_WHAT THE TASK REQUIRES:_
From the data that follows, copy every line holding the string "Count".

_MATERIAL:_
§
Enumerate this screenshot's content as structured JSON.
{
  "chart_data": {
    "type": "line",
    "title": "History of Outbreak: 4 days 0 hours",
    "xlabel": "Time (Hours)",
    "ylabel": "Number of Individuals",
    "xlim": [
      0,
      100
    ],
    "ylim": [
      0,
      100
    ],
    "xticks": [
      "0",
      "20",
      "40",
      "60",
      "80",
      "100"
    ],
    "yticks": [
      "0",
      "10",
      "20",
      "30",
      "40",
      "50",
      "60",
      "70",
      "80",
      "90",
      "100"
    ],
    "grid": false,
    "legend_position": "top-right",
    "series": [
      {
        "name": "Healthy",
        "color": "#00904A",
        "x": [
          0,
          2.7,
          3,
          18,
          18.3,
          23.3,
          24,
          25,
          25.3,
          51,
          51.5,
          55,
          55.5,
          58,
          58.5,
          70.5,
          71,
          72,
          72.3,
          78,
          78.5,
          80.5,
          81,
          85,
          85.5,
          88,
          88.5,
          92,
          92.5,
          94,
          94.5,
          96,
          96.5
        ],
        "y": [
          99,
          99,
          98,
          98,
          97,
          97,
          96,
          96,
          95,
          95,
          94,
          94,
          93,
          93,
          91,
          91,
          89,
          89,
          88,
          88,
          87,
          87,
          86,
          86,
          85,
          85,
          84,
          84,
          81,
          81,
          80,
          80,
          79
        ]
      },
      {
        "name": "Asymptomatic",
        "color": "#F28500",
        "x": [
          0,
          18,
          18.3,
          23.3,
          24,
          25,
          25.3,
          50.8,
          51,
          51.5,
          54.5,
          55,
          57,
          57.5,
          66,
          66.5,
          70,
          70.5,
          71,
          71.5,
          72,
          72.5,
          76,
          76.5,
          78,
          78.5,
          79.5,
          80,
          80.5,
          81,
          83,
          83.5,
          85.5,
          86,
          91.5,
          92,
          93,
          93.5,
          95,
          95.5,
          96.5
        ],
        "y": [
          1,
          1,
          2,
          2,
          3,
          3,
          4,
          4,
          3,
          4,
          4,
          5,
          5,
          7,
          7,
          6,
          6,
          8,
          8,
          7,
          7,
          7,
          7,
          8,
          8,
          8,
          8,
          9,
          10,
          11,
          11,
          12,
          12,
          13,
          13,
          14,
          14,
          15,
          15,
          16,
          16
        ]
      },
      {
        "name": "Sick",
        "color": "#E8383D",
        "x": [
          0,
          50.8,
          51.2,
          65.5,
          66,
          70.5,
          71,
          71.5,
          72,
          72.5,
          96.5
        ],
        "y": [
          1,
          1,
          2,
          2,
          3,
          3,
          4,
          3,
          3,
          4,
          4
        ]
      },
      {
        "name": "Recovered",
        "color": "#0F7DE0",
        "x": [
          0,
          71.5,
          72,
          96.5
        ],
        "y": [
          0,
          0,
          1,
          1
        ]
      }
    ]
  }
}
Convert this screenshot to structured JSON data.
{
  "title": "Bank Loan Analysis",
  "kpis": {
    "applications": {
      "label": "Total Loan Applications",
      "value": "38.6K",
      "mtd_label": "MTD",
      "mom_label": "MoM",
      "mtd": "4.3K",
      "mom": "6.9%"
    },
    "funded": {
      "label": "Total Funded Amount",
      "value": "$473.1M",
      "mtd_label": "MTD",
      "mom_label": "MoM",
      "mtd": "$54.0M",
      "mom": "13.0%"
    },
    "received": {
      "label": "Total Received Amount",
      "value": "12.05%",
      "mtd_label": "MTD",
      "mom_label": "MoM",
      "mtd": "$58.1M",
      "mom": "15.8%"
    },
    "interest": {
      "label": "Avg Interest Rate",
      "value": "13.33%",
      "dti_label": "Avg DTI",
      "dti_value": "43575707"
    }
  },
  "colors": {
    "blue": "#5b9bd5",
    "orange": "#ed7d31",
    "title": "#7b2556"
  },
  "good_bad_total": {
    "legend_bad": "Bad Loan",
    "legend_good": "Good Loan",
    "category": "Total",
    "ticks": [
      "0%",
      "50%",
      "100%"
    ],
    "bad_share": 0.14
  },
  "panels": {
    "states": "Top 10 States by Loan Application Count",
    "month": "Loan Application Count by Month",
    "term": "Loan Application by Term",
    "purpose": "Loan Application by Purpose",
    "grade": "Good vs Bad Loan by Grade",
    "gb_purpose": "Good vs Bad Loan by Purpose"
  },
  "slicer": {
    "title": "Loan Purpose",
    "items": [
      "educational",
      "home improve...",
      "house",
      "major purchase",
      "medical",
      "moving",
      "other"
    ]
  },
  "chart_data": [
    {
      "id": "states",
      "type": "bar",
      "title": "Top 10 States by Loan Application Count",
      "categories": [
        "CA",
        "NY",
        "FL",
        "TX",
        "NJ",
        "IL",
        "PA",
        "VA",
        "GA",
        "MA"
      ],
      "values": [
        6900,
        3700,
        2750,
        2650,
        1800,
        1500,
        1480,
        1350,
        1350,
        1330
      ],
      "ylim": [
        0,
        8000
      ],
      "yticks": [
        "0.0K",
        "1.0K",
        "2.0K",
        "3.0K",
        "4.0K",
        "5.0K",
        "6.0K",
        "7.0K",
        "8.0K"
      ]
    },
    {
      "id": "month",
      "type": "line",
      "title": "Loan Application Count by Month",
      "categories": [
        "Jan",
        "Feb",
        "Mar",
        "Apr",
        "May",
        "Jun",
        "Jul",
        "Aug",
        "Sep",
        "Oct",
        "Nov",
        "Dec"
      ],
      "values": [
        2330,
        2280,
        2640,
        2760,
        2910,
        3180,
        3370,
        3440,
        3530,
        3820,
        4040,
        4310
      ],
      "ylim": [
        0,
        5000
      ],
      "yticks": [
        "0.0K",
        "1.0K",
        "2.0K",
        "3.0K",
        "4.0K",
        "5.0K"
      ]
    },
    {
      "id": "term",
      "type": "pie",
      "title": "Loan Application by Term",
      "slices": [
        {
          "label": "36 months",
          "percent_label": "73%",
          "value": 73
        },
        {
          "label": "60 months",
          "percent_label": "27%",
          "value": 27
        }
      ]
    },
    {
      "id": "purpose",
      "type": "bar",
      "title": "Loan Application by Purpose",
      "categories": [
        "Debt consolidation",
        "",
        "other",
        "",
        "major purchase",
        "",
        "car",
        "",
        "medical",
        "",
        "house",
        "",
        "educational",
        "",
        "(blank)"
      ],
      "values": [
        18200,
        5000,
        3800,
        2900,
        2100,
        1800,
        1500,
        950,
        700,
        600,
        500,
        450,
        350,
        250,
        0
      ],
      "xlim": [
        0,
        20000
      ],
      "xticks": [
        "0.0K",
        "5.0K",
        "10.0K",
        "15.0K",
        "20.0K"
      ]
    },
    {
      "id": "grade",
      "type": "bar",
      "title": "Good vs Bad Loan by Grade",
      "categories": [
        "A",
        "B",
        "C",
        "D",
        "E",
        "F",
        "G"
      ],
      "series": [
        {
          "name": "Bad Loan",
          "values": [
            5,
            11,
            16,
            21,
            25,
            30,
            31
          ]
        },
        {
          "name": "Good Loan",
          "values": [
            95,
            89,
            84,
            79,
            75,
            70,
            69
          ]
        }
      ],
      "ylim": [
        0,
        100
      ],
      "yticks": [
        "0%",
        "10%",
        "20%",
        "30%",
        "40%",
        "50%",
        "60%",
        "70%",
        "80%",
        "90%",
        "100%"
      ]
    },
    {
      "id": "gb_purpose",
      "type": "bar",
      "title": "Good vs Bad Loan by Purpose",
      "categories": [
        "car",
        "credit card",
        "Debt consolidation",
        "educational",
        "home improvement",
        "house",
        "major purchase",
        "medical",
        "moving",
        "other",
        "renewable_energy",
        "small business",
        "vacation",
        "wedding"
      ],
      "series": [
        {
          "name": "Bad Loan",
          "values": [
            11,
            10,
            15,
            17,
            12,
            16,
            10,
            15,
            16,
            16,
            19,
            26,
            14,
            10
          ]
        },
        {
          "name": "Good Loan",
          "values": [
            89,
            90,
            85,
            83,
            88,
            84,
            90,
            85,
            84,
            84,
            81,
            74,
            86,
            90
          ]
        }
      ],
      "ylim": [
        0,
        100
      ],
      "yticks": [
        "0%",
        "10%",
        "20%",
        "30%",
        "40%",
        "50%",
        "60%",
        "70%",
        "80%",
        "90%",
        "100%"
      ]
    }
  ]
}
§
_FINISHED ANSWER:_
    "states": "Top 10 States by Loan Application Count",
    "month": "Loan Application Count by Month",
      "title": "Top 10 States by Loan Application Count",
      "title": "Loan Application Count by Month",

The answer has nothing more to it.